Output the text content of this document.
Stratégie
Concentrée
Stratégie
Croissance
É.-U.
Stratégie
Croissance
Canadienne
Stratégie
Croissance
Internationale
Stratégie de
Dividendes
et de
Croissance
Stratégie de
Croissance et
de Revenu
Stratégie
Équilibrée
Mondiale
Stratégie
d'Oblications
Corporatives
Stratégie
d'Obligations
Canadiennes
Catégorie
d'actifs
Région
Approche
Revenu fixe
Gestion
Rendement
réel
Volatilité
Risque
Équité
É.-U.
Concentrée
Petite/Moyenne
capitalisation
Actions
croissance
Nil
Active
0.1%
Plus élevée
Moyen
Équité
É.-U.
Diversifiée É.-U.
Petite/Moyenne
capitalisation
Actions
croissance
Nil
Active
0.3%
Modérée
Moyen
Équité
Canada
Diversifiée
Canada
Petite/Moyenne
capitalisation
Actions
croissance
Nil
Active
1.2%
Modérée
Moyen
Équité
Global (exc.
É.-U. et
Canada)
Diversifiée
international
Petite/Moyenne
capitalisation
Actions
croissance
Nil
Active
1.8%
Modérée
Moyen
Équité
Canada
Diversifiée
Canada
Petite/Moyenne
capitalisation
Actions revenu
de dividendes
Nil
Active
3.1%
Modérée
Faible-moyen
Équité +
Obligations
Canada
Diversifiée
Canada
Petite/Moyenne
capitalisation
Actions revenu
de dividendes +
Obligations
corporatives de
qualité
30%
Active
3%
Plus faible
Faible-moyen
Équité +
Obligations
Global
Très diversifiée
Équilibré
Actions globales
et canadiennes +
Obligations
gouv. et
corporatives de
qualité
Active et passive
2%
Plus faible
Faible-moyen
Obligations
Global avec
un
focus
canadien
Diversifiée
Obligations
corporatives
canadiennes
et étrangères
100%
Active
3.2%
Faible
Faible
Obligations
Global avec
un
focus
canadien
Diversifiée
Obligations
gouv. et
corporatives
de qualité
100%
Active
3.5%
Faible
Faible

----

* **Your task**:
Retype the records above exactly.

* **Answer**:
Output the text content of this document.
Stratégie
Concentrée
Stratégie
Croissance
É.-U.
Stratégie
Croissance
Canadienne
Stratégie
Croissance
Internationale
Stratégie de
Dividendes
et de
Croissance
Stratégie de
Croissance et
de Revenu
Stratégie
Équilibrée
Mondiale
Stratégie
d'Oblications
Corporatives
Stratégie
d'Obligations
Canadiennes
Catégorie
d'actifs
Région
Approche
Revenu fixe
Gestion
Rendement
réel
Volatilité
Risque
Équité
É.-U.
Concentrée
Petite/Moyenne
capitalisation
Actions
croissance
Nil
Active
0.1%
Plus élevée
Moyen
Équité
É.-U.
Diversifiée É.-U.
Petite/Moyenne
capitalisation
Actions
croissance
Nil
Active
0.3%
Modérée
Moyen
Équité
Canada
Diversifiée
Canada
Petite/Moyenne
capitalisation
Actions
croissance
Nil
Active
1.2%
Modérée
Moyen
Équité
Global (exc.
É.-U. et
Canada)
Diversifiée
international
Petite/Moyenne
capitalisation
Actions
croissance
Nil
Active
1.8%
Modérée
Moyen
Équité
Canada
Diversifiée
Canada
Petite/Moyenne
capitalisation
Actions revenu
de dividendes
Nil
Active
3.1%
Modérée
Faible-moyen
Équité +
Obligations
Canada
Diversifiée
Canada
Petite/Moyenne
capitalisation
Actions revenu
de dividendes +
Obligations
corporatives de
qualité
30%
Active
3%
Plus faible
Faible-moyen
Équité +
Obligations
Global
Très diversifiée
Équilibré
Actions globales
et canadiennes +
Obligations
gouv. et
corporatives de
qualité
Active et passive
2%
Plus faible
Faible-moyen
Obligations
Global avec
un
focus
canadien
Diversifiée
Obligations
corporatives
canadiennes
et étrangères
100%
Active
3.2%
Faible
Faible
Obligations
Global avec
un
focus
canadien
Diversifiée
Obligations
gouv. et
corporatives
de qualité
100%
Active
3.5%
Faible
Faible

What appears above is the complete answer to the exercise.